* [ASSIGNMENT]: Your answer should be the entire listing, printed exactly.
═══
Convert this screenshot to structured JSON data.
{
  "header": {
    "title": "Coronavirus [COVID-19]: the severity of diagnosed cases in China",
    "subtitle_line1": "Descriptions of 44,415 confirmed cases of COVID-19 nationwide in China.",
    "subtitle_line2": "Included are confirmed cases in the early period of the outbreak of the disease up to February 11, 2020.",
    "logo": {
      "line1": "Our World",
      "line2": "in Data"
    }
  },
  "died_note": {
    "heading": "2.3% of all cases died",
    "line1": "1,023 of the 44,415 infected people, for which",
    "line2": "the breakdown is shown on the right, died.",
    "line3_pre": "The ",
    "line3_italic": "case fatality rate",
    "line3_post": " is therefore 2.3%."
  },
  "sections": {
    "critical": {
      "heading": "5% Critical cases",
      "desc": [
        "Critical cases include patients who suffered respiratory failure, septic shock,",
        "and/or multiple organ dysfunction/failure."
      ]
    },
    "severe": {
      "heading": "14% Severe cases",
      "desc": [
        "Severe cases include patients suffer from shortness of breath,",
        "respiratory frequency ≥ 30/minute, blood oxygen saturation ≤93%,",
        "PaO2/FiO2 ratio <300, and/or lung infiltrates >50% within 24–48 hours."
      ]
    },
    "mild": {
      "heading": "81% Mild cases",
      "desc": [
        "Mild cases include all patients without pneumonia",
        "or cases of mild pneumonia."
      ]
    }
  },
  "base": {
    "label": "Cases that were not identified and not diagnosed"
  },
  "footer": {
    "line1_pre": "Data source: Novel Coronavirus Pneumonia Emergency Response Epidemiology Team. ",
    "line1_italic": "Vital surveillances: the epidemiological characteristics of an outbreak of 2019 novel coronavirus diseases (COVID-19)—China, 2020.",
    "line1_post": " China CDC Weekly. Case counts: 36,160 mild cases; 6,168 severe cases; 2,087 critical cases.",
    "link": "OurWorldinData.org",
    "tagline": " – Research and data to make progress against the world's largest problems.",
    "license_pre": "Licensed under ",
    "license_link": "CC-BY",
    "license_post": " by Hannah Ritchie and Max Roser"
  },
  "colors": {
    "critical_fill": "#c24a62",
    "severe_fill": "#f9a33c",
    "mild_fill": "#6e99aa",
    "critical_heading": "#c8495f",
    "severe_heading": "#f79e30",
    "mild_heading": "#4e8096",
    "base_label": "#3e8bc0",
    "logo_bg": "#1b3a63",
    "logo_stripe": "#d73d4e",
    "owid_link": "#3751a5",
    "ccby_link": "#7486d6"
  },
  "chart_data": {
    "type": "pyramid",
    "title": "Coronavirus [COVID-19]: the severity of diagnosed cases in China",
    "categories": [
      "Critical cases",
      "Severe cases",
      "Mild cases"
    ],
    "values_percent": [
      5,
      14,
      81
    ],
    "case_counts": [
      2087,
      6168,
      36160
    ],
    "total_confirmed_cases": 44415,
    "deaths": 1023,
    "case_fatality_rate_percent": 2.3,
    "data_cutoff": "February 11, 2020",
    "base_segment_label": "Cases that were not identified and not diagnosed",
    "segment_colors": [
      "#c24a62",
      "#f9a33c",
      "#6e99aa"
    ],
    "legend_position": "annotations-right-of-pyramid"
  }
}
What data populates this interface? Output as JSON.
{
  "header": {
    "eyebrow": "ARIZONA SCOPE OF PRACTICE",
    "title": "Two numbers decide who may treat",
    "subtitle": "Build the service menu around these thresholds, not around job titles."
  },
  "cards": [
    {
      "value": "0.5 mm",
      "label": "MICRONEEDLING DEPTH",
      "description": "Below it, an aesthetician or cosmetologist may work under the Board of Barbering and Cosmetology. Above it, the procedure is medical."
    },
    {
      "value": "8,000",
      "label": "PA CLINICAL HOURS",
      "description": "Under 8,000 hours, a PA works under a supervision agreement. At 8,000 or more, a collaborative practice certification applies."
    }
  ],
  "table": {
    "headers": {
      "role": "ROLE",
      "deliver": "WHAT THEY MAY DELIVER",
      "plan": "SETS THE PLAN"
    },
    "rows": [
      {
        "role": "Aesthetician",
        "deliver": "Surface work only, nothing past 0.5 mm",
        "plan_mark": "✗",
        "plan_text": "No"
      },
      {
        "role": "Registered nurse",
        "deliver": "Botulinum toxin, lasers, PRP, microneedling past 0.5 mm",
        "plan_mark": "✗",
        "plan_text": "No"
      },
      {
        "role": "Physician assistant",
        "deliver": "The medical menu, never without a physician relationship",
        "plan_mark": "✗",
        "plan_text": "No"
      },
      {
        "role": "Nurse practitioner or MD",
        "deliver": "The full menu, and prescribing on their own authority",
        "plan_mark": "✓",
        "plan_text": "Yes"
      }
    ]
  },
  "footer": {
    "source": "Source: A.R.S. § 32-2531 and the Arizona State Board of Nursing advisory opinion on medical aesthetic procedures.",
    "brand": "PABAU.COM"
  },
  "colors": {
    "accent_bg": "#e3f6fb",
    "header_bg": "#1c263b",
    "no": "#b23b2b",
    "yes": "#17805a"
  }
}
═══
* [SOLUTION FOR THIS TASK]:
Convert this screenshot to structured JSON data.
{
  "header": {
    "title": "Coronavirus [COVID-19]: the severity of diagnosed cases in China",
    "subtitle_line1": "Descriptions of 44,415 confirmed cases of COVID-19 nationwide in China.",
    "subtitle_line2": "Included are confirmed cases in the early period of the outbreak of the disease up to February 11, 2020.",
    "logo": {
      "line1": "Our World",
      "line2": "in Data"
    }
  },
  "died_note": {
    "heading": "2.3% of all cases died",
    "line1": "1,023 of the 44,415 infected people, for which",
    "line2": "the breakdown is shown on the right, died.",
    "line3_pre": "The ",
    "line3_italic": "case fatality rate",
    "line3_post": " is therefore 2.3%."
  },
  "sections": {
    "critical": {
      "heading": "5% Critical cases",
      "desc": [
        "Critical cases include patients who suffered respiratory failure, septic shock,",
        "and/or multiple organ dysfunction/failure."
      ]
    },
    "severe": {
      "heading": "14% Severe cases",
      "desc": [
        "Severe cases include patients suffer from shortness of breath,",
        "respiratory frequency ≥ 30/minute, blood oxygen saturation ≤93%,",
        "PaO2/FiO2 ratio <300, and/or lung infiltrates >50% within 24–48 hours."
      ]
    },
    "mild": {
      "heading": "81% Mild cases",
      "desc": [
        "Mild cases include all patients without pneumonia",
        "or cases of mild pneumonia."
      ]
    }
  },
  "base": {
    "label": "Cases that were not identified and not diagnosed"
  },
  "footer": {
    "line1_pre": "Data source: Novel Coronavirus Pneumonia Emergency Response Epidemiology Team. ",
    "line1_italic": "Vital surveillances: the epidemiological characteristics of an outbreak of 2019 novel coronavirus diseases (COVID-19)—China, 2020.",
    "line1_post": " China CDC Weekly. Case counts: 36,160 mild cases; 6,168 severe cases; 2,087 critical cases.",
    "link": "OurWorldinData.org",
    "tagline": " – Research and data to make progress against the world's largest problems.",
    "license_pre": "Licensed under ",
    "license_link": "CC-BY",
    "license_post": " by Hannah Ritchie and Max Roser"
  },
  "colors": {
    "critical_fill": "#c24a62",
    "severe_fill": "#f9a33c",
    "mild_fill": "#6e99aa",
    "critical_heading": "#c8495f",
    "severe_heading": "#f79e30",
    "mild_heading": "#4e8096",
    "base_label": "#3e8bc0",
    "logo_bg": "#1b3a63",
    "logo_stripe": "#d73d4e",
    "owid_link": "#3751a5",
    "ccby_link": "#7486d6"
  },
  "chart_data": {
    "type": "pyramid",
    "title": "Coronavirus [COVID-19]: the severity of diagnosed cases in China",
    "categories": [
      "Critical cases",
      "Severe cases",
      "Mild cases"
    ],
    "values_percent": [
      5,
      14,
      81
    ],
    "case_counts": [
      2087,
      6168,
      36160
    ],
    "total_confirmed_cases": 44415,
    "deaths": 1023,
    "case_fatality_rate_percent": 2.3,
    "data_cutoff": "February 11, 2020",
    "base_segment_label": "Cases that were not identified and not diagnosed",
    "segment_colors": [
      "#c24a62",
      "#f9a33c",
      "#6e99aa"
    ],
    "legend_position": "annotations-right-of-pyramid"
  }
}
What data populates this interface? Output as JSON.
{
  "header": {
    "eyebrow": "ARIZONA SCOPE OF PRACTICE",
    "title": "Two numbers decide who may treat",
    "subtitle": "Build the service menu around these thresholds, not around job titles."
  },
  "cards": [
    {
      "value": "0.5 mm",
      "label": "MICRONEEDLING DEPTH",
      "description": "Below it, an aesthetician or cosmetologist may work under the Board of Barbering and Cosmetology. Above it, the procedure is medical."
    },
    {
      "value": "8,000",
      "label": "PA CLINICAL HOURS",
      "description": "Under 8,000 hours, a PA works under a supervision agreement. At 8,000 or more, a collaborative practice certification applies."
    }
  ],
  "table": {
    "headers": {
      "role": "ROLE",
      "deliver": "WHAT THEY MAY DELIVER",
      "plan": "SETS THE PLAN"
    },
    "rows": [
      {
        "role": "Aesthetician",
        "deliver": "Surface work only, nothing past 0.5 mm",
        "plan_mark": "✗",
        "plan_text": "No"
      },
      {
        "role": "Registered nurse",
        "deliver": "Botulinum toxin, lasers, PRP, microneedling past 0.5 mm",
        "plan_mark": "✗",
        "plan_text": "No"
      },
      {
        "role": "Physician assistant",
        "deliver": "The medical menu, never without a physician relationship",
        "plan_mark": "✗",
        "plan_text": "No"
      },
      {
        "role": "Nurse practitioner or MD",
        "deliver": "The full menu, and prescribing on their own authority",
        "plan_mark": "✓",
        "plan_text": "Yes"
      }
    ]
  },
  "footer": {
    "source": "Source: A.R.S. § 32-2531 and the Arizona State Board of Nursing advisory opinion on medical aesthetic procedures.",
    "brand": "PABAU.COM"
  },
  "colors": {
    "accent_bg": "#e3f6fb",
    "header_bg": "#1c263b",
    "no": "#b23b2b",
    "yes": "#17805a"
  }
}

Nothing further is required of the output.